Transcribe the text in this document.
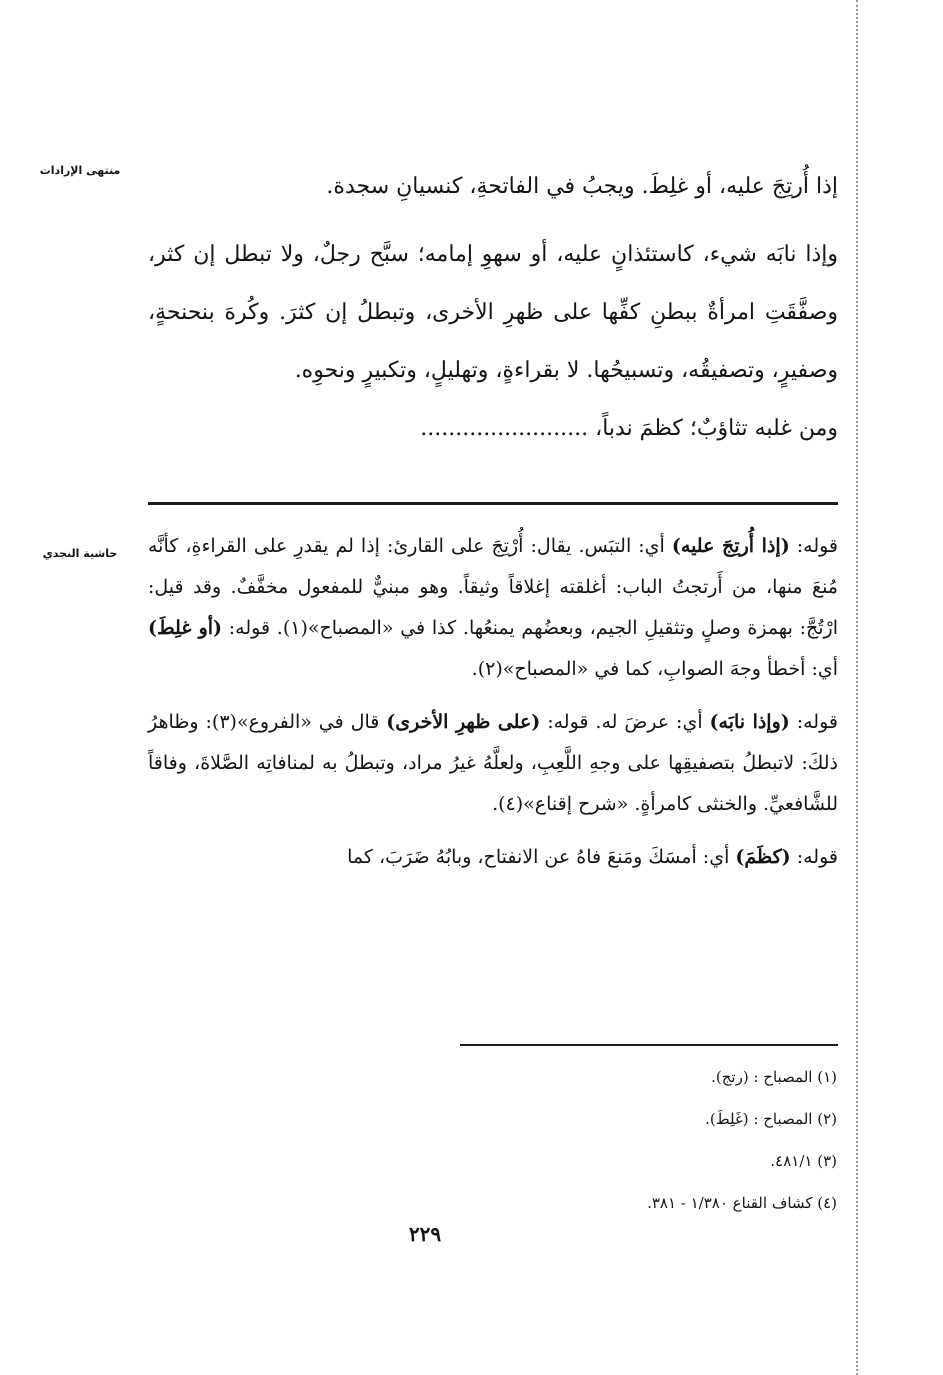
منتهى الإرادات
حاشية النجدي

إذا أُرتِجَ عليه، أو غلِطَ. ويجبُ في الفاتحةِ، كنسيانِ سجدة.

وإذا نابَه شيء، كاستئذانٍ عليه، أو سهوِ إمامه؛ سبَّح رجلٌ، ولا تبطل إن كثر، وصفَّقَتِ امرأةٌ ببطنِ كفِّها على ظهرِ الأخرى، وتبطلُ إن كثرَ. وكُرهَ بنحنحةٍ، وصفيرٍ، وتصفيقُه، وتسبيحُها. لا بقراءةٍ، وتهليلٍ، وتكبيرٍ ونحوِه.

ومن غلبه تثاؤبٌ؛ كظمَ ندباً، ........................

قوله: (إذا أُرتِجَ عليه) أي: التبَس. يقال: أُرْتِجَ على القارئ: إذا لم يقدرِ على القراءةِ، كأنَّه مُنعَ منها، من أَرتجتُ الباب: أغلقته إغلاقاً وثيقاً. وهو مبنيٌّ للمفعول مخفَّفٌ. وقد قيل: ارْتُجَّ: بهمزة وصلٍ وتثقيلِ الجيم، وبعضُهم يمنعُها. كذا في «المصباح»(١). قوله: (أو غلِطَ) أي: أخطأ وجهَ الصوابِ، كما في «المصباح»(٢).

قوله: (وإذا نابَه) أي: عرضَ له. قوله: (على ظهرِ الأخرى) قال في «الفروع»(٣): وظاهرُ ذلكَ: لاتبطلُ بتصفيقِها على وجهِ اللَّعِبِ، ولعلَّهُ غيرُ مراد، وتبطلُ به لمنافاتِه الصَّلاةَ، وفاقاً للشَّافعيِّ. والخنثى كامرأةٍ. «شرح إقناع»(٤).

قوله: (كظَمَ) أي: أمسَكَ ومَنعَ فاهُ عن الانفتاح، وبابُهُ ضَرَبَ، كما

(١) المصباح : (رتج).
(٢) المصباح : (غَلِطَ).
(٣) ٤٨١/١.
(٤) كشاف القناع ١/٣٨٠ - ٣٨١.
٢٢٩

---

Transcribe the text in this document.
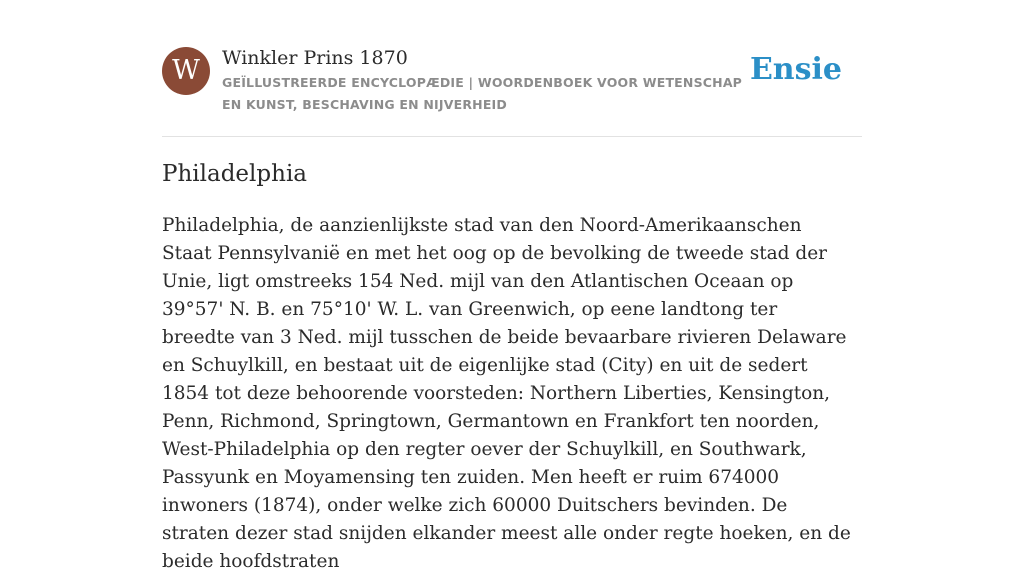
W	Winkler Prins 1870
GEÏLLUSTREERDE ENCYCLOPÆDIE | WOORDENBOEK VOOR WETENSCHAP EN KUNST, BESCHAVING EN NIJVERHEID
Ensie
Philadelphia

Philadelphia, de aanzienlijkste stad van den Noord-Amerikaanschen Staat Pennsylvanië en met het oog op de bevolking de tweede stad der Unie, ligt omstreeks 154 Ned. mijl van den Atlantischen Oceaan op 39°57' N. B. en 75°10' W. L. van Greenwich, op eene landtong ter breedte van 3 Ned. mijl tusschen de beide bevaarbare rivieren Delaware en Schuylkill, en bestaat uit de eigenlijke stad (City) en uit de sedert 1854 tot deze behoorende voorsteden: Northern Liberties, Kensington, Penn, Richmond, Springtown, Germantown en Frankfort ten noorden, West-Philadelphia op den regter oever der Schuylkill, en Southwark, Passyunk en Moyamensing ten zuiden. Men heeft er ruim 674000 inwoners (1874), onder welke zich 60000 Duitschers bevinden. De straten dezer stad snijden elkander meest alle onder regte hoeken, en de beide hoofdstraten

* * *

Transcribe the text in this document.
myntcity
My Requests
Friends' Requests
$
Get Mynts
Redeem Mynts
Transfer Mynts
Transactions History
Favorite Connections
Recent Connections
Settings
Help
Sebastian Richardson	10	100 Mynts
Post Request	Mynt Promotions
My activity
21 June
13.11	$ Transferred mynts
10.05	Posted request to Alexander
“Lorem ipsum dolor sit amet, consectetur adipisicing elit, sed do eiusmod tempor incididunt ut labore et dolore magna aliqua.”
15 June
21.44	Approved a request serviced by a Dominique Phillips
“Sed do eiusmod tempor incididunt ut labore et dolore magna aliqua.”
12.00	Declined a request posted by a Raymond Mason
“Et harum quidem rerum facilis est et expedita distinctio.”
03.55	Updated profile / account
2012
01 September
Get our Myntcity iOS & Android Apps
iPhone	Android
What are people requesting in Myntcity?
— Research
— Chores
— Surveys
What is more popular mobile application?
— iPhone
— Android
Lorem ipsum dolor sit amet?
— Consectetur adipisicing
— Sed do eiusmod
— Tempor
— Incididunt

## Work to be completed
Consider the entries above and return each line with the string "adipisicing".

## Result for this task
“Lorem ipsum dolor sit amet, consectetur adipisicing elit, sed do eiusmod tempor incididunt ut labore et dolore magna aliqua.”
— Consectetur adipisicing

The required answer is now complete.